--- Begin Text section ---

The first thing we need to do is take a quick crash course in what a router does. Most people want to treat a router like a phone jack splitter, but if you do this you’re going to run into a lot of problems without having the faintest clue why. The truth is a router does far more than just split up your DSL or cable connection to several computers. It also has to assign unique addresses to each computer on your network, determine which computers are actually on and active on the network, and act as a postmaster delivering data to and from the right computers. If you have wireless it maintains and (hopefully) encrypts the connection, and in some instances your router also initiates the connection to your internet provider.
Any cheap router off the shelf will do all these things. Some will do these things better than others, and toss in a few neat features, but at a higher price. I’m going to show you how to build a firewall with features and functionality that would cost you several hundred dollars, for just the price of a very low performance computer, a cd-rom, and a couple network cards. I was fortunate enough to have an old Pentium 2 given to me, and to have a couple network cards laying around, so I was able to purchase a wireless card and have a working wireless router and firewall within an hour for $40.
So let’s talk turkey. You need at a bare minimum a Pentium 1 with 128 MB of RAM,a CD-ROM drive, and a 1 GB hard drive. You also need at least two network cards. This sort of hardware can be found in dumpsters, thrift shops, garage sales, etc. Seriously, it’s hard not to trip over this in everyone’s garbage. If all else fails you can pick up something on eBay for pocket change. My recommended specifications are a Pentium 2 with 256 MB of RAM, a CD-ROM drive, a 5 GB hard drive, two network cards, and a wireless card based on the Atheros chipset, such as any recent cards made by NetGear. For network cards I recommend NetGear or 3com. If you are going to have more than one computer connected directly to the router with an ethernet cable, you will need to get a switch. SMC switches are good and cost around $20-$30 for a 5 or 8 port model. This will set you up with a pretty beefy system, and you should be able to meet these specs for well under $100.
Installation
Once you’ve got your hardware together, you’ll need to download a copy of pfSense and burn it to CD. Boot up your firewall with the CD in. Make sure you set your BIOS to boot from CD, and you should see the LiveCD start booting up. At one point in the boot process, the system will stop and ask you to configure your network connections. Make sure all the ethernet cables are unplugged from the box. The first one you’ll need to configure is the LAN interface, so hit “a” for autoconfigure and you will be prompted to connect the LAN interface and verify the link. Take the ethernet cable that goes to your internal network and plug it in to whichever network card you like, then hit enter. It should say linkup detected on interface xl0 or rl0 and proceed to ask you to configure the WAN interface. Take the ethernet cable from your DSL or cable modem and plug it into the other network card, then hit enter. If all goes well it will detect a linkup again and prompt you to enter the interface name of the optional interface. If you decided to go wireless, and took my advice and got an Atheros card, you can enter ath0 here and hit enter, then hit enter again when it prompts for the second optional interface.

--- End Text section ---
--- Begin Data rows ---

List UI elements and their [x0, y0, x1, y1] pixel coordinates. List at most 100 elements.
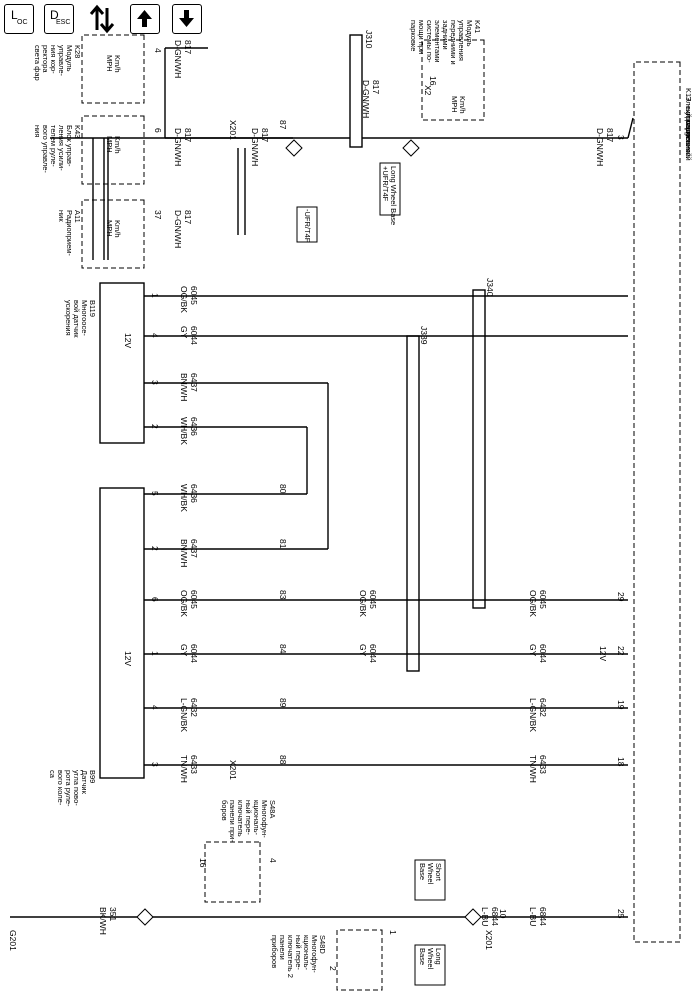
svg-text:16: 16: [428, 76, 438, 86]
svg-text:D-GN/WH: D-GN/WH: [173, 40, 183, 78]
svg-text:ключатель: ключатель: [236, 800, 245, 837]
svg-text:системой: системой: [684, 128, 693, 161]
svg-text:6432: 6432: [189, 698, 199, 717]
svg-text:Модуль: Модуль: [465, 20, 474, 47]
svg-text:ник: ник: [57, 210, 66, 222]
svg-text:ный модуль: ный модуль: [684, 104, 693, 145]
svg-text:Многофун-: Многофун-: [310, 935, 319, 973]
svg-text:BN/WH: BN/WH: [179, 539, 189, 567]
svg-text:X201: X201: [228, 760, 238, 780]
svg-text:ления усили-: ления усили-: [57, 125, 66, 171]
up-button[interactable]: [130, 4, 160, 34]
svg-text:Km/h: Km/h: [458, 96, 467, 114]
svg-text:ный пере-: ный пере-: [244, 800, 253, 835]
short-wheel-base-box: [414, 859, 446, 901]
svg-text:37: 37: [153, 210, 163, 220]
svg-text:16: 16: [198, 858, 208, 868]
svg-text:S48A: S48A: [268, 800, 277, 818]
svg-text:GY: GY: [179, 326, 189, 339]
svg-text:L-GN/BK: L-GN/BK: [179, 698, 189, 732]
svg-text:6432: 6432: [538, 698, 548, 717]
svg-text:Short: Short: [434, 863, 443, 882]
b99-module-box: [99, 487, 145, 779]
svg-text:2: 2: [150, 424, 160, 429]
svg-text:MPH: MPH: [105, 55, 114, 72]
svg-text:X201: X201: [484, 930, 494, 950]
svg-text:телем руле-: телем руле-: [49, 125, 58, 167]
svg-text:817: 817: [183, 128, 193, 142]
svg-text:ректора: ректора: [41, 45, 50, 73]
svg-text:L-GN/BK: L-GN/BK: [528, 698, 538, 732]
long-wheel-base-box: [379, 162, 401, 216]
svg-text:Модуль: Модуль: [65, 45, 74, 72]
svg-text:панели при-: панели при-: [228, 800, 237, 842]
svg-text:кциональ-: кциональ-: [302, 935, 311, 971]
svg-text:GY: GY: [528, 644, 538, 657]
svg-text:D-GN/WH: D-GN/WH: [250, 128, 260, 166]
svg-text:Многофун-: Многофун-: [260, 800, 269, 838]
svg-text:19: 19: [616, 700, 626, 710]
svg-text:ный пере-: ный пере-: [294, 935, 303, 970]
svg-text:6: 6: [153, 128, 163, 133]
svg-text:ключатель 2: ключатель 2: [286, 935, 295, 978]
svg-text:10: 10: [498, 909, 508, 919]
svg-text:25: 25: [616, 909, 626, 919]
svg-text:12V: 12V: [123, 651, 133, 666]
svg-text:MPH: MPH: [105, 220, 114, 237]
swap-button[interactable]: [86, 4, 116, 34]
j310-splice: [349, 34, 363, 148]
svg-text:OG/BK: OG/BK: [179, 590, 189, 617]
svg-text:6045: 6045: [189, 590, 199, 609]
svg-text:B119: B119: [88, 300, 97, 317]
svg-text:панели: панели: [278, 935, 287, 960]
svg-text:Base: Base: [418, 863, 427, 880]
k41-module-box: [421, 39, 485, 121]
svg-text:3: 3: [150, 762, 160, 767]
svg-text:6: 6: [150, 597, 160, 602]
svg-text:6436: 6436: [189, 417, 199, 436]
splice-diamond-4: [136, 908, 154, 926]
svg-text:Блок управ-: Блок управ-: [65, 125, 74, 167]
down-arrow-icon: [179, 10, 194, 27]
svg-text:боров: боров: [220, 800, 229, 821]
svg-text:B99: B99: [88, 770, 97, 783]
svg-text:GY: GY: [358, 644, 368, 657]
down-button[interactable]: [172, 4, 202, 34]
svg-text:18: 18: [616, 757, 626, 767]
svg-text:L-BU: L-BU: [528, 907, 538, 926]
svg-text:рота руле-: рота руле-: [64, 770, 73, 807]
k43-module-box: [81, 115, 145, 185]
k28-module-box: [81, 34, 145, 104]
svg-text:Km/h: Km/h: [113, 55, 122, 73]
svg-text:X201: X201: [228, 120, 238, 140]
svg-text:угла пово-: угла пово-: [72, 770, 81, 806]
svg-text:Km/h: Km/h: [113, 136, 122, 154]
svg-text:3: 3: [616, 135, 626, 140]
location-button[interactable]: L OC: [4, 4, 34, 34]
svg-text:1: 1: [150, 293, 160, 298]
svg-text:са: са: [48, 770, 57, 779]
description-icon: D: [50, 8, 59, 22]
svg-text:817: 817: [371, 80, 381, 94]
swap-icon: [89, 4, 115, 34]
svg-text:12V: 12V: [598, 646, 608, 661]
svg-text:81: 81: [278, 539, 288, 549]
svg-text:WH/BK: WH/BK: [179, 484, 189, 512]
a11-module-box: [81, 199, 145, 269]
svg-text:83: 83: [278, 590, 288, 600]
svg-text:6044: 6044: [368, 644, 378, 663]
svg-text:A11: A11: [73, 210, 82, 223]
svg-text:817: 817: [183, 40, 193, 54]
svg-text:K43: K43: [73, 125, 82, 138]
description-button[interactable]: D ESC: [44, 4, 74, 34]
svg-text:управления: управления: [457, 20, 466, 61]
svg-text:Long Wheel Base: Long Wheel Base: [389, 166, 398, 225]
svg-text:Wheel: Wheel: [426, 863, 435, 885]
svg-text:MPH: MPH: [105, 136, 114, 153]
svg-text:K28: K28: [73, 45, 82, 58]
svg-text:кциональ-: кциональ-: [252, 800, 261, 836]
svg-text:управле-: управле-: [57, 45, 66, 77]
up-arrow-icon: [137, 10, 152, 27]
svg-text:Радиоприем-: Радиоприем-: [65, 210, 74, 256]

--- End Data rows ---

### Challenges
1 - Turn the paragraph in the router guide that opens with "So let's talk turkey" into a short list that keeps its main facts.
2 - Reproduce the section of the router guide that starts at the words "Any cheap router" and ends after "hour for $40.".
The records have nothing to do with the text.

### Responses to the tasks
1 -
- Minimum hardware: a Pentium 1 with 128 MB of RAM, a CD-ROM drive, a 1 GB hard drive, and at least two network cards.
- Where to find it: dumpsters, thrift shops, garage sales, people's garbage, or cheaply on eBay.
- Recommended hardware: a Pentium 2 with 256 MB of RAM, a CD-ROM drive, a 5 GB hard drive, two network cards, and a wireless card with an Atheros chipset, such as recent NetGear cards.
- Suggested network card brands: NetGear or 3com.
- A switch is needed if more than one computer connects to the router by ethernet cable. SMC 5- or 8-port switches cost about $20–$30.
- Total cost: well under $100 for a fairly powerful system.

2 -
Any cheap router off the shelf will do all these things. Some will do these things better than others, and toss in a few neat features, but at a higher price. I’m going to show you how to build a firewall with features and functionality that would cost you several hundred dollars, for just the price of a very low performance computer, a cd-rom, and a couple network cards. I was fortunate enough to have an old Pentium 2 given to me, and to have a couple network cards laying around, so I was able to purchase a wireless card and have a working wireless router and firewall within an hour for $40.